### PROBLEM
Using the listing beneath this task, count the lines with the word "CH₃OH" and write only the result.
+ + + +
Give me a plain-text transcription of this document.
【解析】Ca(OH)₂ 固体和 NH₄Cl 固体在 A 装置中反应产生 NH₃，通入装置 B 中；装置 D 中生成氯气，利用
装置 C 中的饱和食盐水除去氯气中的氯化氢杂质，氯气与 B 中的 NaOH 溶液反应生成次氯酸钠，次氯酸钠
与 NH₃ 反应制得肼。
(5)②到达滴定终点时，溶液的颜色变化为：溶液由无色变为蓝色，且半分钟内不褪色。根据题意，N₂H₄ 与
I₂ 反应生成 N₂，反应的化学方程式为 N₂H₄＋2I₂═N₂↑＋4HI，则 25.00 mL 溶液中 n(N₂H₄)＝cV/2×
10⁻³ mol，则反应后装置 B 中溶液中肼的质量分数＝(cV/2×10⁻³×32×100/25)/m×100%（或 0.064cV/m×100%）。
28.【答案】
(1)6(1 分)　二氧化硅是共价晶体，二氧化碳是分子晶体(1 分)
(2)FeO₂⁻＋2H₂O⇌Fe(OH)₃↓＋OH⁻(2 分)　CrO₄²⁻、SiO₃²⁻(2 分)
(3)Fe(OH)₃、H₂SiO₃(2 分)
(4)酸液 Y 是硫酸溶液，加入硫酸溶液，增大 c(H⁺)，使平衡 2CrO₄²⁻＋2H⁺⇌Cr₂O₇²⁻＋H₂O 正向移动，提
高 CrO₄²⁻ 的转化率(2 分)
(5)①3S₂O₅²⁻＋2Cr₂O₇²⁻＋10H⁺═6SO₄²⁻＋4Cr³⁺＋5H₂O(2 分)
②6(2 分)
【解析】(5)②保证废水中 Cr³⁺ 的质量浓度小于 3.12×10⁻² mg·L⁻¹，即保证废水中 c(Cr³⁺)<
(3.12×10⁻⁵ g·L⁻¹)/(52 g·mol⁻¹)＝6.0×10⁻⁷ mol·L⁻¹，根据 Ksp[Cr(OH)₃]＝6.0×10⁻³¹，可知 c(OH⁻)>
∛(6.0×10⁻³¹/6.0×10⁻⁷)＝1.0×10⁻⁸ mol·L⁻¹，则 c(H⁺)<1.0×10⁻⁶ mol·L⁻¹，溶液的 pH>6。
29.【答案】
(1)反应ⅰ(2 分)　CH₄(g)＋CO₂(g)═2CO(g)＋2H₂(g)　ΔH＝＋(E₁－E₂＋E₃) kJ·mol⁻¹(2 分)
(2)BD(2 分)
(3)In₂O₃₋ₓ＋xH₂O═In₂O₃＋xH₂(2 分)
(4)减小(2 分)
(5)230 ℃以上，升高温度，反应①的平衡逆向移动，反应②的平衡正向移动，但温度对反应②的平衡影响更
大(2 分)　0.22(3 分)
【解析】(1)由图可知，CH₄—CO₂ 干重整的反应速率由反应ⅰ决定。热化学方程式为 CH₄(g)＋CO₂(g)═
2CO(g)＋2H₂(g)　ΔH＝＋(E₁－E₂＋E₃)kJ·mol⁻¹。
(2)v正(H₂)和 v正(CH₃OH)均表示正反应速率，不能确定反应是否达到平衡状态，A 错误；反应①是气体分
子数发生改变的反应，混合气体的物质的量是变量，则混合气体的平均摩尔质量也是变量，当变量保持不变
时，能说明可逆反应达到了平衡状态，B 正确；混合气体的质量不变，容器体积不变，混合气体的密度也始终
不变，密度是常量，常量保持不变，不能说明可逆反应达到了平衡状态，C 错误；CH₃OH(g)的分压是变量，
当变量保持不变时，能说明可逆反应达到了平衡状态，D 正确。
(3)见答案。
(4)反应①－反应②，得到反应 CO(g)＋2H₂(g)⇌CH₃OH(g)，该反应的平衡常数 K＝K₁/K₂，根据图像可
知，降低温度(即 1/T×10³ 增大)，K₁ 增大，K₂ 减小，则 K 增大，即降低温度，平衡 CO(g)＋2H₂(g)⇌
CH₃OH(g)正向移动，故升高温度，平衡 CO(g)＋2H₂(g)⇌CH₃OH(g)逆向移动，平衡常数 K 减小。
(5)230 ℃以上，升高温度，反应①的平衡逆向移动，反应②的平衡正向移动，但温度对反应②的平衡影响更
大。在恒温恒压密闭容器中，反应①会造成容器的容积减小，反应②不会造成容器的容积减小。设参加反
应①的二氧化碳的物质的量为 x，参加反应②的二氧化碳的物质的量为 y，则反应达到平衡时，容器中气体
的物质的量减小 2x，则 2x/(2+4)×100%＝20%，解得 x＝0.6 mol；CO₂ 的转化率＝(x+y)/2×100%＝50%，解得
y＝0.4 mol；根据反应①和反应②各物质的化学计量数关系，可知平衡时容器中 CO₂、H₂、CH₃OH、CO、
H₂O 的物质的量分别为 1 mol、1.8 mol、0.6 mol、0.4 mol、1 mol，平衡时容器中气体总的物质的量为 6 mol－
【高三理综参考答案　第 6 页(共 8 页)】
+ + + +
### WORKED ANSWER
5